▶ **Activity list**
a. In the New Jersey marijuana licensing article, what is the application fee that some groups are reluctant to pay?
b. Please pick up the New Jersey marijuana licensing article after its last sentence and carry it on for a few more sentences.

▶ **Reading text**
◆ ◆ ◆ ◆ ◆

The deadline for groups that want to grow and sell marijuana legally in New Jersey is Monday, but confusion over the rules may mean few applicants actually apply.
Prospective licensees and advocates say the proposed regulations are complicated, and in some cases, too restrictive to be viable. Even though the rules aren't finalized, the state said the deadline is firm. At the same time, the legislature is considering forcing a rewrite of the proposed regulations.
With all the uncertainty, some groups that want to provide legalized pot are reluctant to pay the $20,000 application fee. If applicants are rejected they will be refunded the fee.
One group has gone to court to try to get the deadline pushed back.
The Drug Policy Alliance, an organization that lobbies for drug law reforms said the application is a cumbersome and opaque process.

◆ ◆ ◆ ◆ ◆

▶ **Record excerpts**
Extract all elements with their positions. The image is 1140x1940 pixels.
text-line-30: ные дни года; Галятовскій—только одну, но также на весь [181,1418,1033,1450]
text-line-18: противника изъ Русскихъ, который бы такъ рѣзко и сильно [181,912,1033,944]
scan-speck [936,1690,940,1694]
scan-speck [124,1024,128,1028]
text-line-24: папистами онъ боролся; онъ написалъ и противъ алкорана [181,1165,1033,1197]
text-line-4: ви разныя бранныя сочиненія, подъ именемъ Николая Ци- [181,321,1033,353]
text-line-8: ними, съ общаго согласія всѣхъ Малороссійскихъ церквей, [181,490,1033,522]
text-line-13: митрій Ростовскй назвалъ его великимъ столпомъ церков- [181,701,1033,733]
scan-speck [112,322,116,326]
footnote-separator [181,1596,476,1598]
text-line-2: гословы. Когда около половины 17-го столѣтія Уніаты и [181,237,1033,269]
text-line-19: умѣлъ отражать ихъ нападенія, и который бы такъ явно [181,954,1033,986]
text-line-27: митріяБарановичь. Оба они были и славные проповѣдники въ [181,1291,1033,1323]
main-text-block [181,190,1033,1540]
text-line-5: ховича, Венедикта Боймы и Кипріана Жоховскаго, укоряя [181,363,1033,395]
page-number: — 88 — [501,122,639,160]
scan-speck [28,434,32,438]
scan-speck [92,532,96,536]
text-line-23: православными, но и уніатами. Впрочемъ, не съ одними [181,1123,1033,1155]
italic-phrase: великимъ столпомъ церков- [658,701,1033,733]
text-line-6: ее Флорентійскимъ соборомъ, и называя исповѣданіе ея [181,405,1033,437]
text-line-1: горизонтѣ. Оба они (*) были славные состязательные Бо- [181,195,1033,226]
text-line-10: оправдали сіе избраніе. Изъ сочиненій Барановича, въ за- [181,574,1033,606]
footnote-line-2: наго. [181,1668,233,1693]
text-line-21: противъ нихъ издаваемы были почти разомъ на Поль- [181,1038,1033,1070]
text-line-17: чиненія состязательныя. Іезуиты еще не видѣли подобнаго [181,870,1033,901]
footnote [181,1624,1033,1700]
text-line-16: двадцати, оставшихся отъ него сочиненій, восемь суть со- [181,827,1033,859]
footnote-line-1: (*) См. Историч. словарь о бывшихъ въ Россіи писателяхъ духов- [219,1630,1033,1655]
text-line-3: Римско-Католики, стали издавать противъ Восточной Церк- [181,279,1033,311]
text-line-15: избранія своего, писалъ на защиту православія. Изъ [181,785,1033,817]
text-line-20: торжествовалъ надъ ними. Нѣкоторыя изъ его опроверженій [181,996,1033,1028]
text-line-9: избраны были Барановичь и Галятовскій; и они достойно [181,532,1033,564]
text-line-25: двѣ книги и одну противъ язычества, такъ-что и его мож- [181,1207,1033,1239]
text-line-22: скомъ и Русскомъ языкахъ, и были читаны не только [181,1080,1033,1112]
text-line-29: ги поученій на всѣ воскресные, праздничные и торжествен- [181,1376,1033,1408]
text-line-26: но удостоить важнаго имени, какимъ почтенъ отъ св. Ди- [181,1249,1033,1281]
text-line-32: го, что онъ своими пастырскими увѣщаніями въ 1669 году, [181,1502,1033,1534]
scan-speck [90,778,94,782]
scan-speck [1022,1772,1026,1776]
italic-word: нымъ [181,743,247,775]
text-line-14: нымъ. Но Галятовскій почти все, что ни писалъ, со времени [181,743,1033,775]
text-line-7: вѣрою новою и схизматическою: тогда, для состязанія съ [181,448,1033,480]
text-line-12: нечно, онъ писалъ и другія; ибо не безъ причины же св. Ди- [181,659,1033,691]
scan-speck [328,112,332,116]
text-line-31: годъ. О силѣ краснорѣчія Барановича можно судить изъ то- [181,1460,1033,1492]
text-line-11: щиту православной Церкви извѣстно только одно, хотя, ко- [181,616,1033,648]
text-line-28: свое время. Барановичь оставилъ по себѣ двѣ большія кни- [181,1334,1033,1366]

◆ ◆ ◆ ◆ ◆

▶ **Answers given**
a. $20,000

b.
“You don’t have this for a pharmacy or a hospital that are dispensing much more powerful and potent drugs,” said Roseanne Scotti, a regional director for the organization. “We don’t see why you have to have it for an alterative treatment center.”
Scotti said other states do a much better job of encouraging participation in medical marijuana programs and making the application fees more reasonable. Arizona, for example, charges a $5,000 fee for applying. She said if the cost to open a dispensary is too high, patients will “just get medicine from the illegal market ... and that’s a tragedy. We’ve been fighting for people to get safe and legal access.”
The successful applicants will be announced on Monday, March 21.